I had a HUGE a-ha this morning, and I don't know what to do with it.
My husband noticed that I had been eating yummy food lately, not just healthy, but GOOD. He also had seen me working out, be it in 10-20 minute bursts. I made the mistake of letting him know I 'd lost 13 pounds and he asked "How?". I told him about SP...how excited I am and how helpful the site is, and how hopeful I am, etc. Good thing, right? Wrong.
He "did it with me" for a week or so and lost 4 pounds himself, but of course "My Fitness Pal" is better 'cause it ADDS calories allowed to eat due to exercise, blah, blah, blah. Our son came home from college this weekend and we had our Easter Dinner late...cause I was out of town that day and no one else would cook it, etc. My dear husband put on a few pounds...so did I.

__Data provided__.

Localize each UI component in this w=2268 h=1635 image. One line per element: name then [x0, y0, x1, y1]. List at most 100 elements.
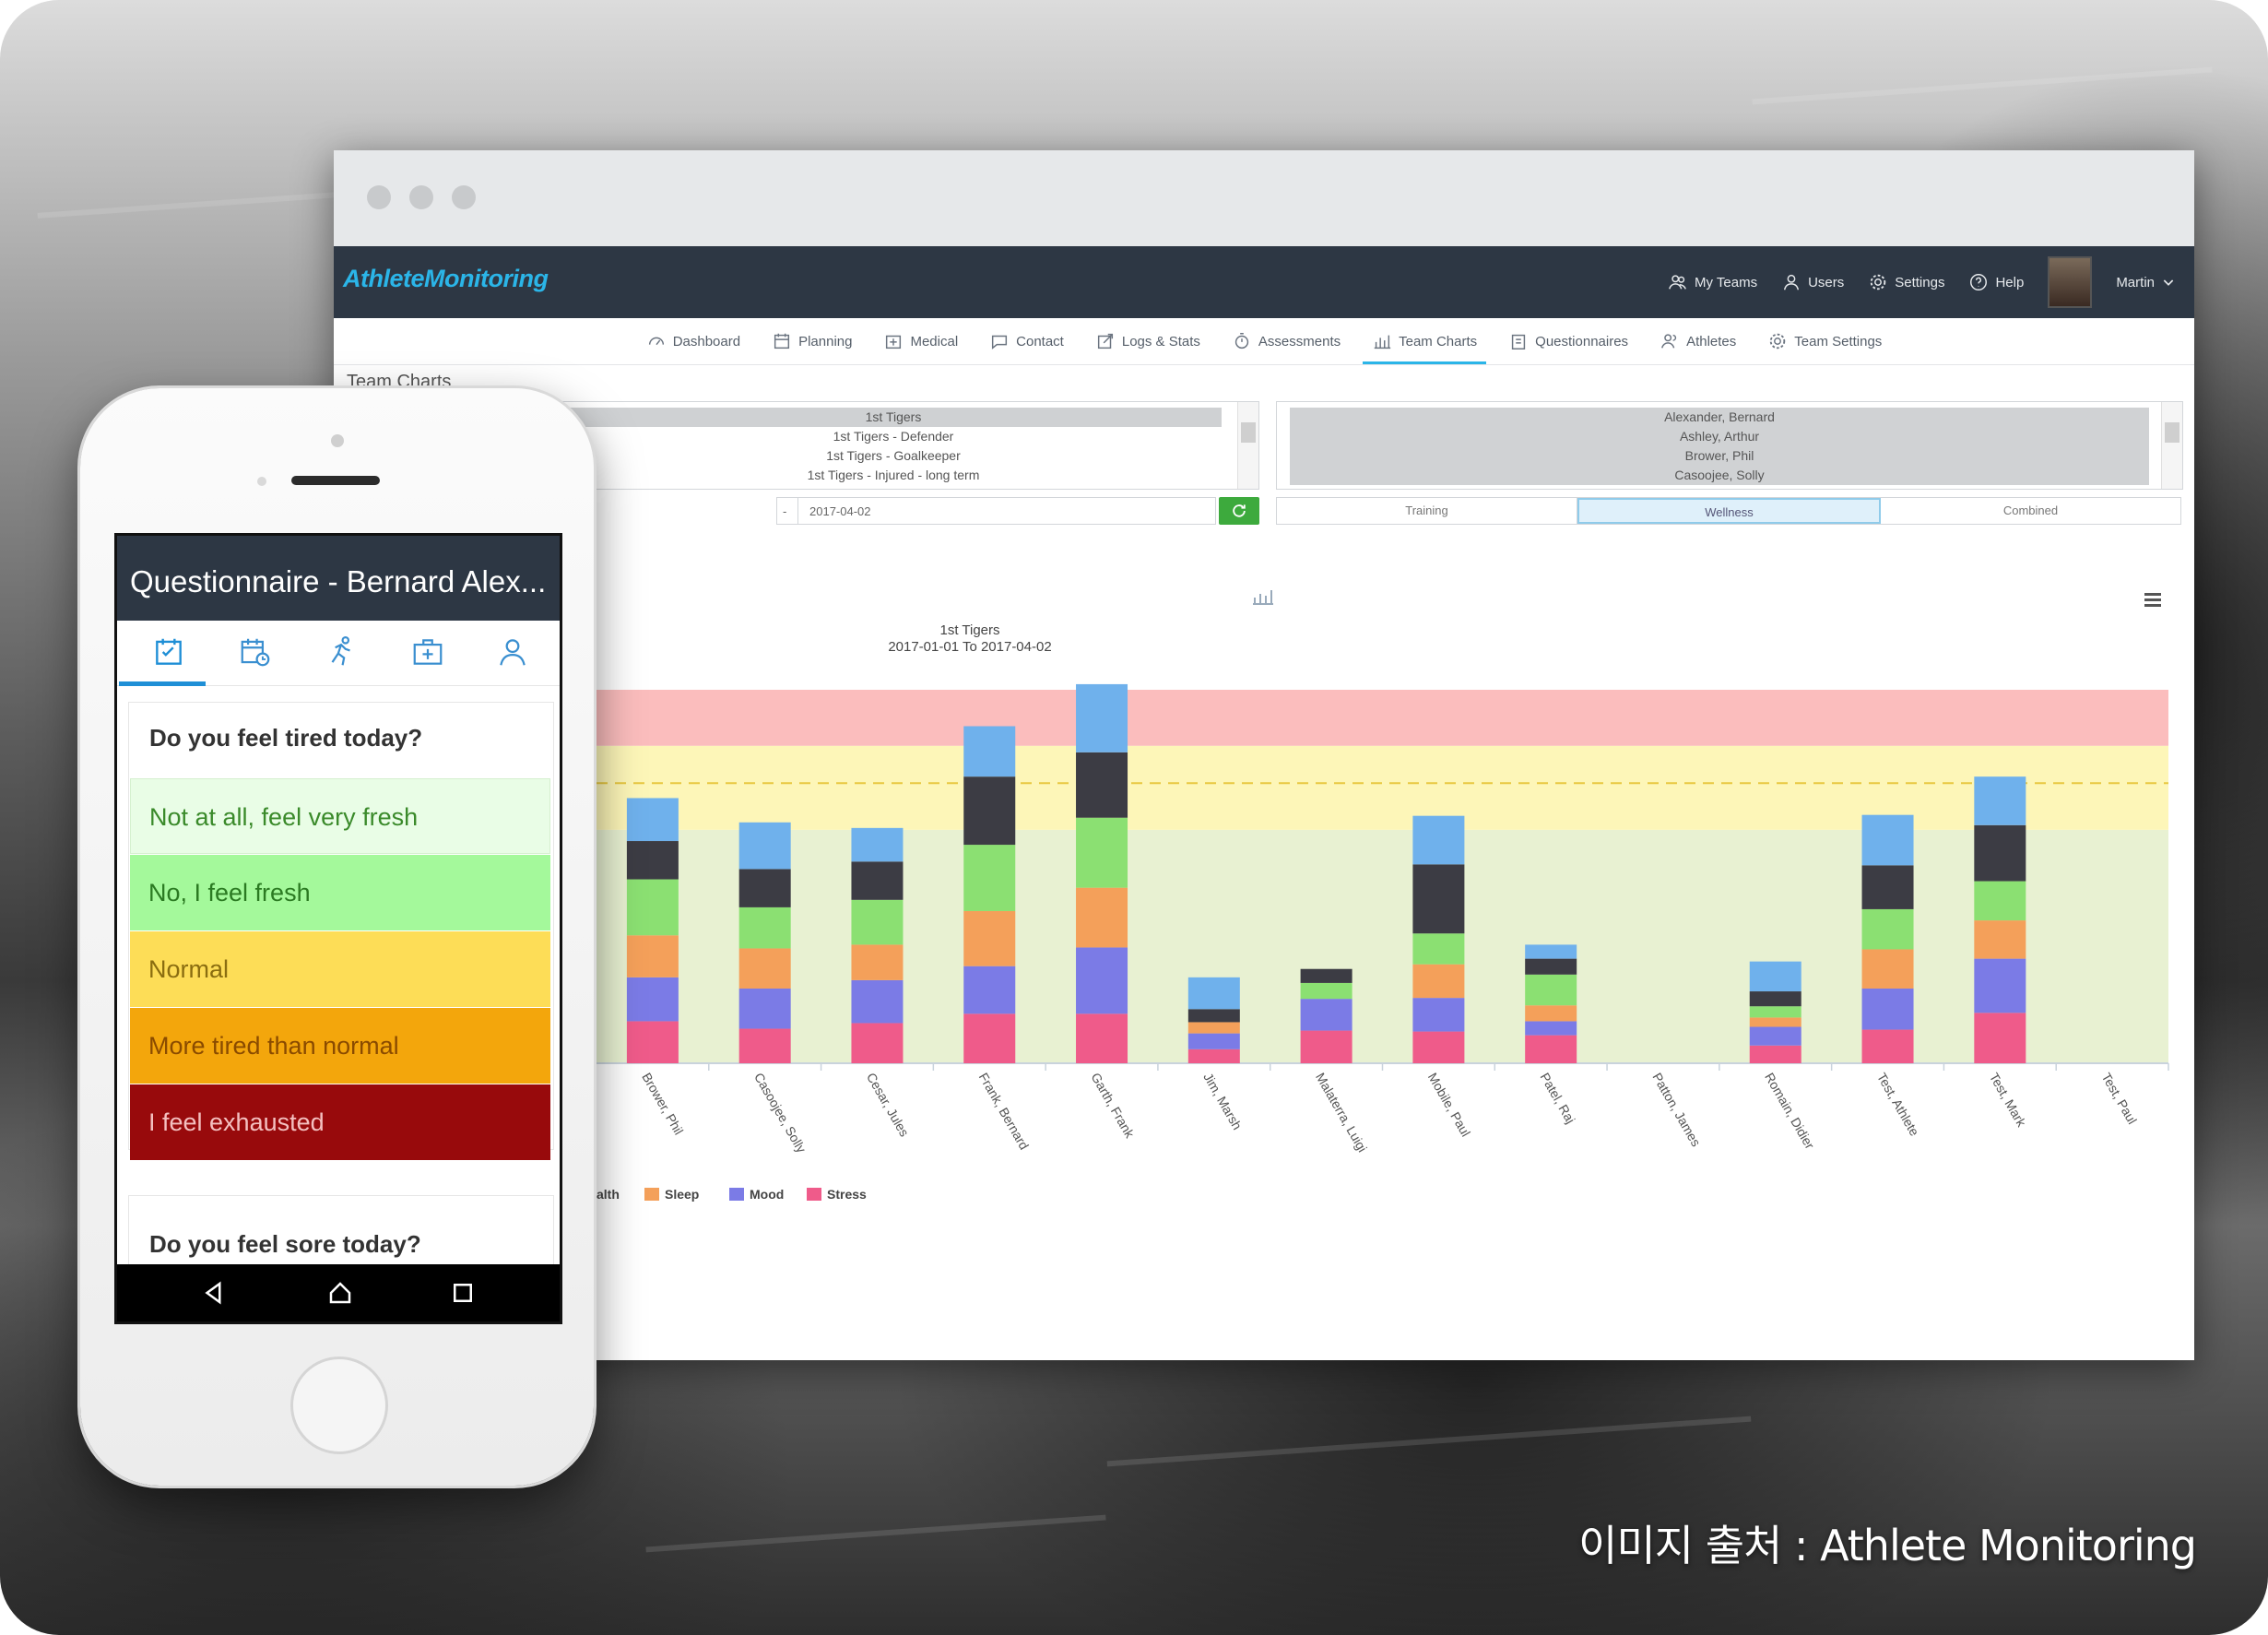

__Challenges__.
A - According to the weight-loss post, how many pounds did the husband lose after doing it with the writer for a week or so?
B - Extract from the weight-loss post the passage that begins at the words "My husband noticed" and stops after "pounds...so did I.".

__Response list__.
A - 4 pounds

B -
My husband noticed that I had been eating yummy food lately, not just healthy, but GOOD. He also had seen me working out, be it in 10-20 minute bursts. I made the mistake of letting him know I 'd lost 13 pounds and he asked "How?". I told him about SP...how excited I am and how helpful the site is, and how hopeful I am, etc. Good thing, right? Wrong.
He "did it with me" for a week or so and lost 4 pounds himself, but of course "My Fitness Pal" is better 'cause it ADDS calories allowed to eat due to exercise, blah, blah, blah. Our son came home from college this weekend and we had our Easter Dinner late...cause I was out of town that day and no one else would cook it, etc. My dear husband put on a few pounds...so did I.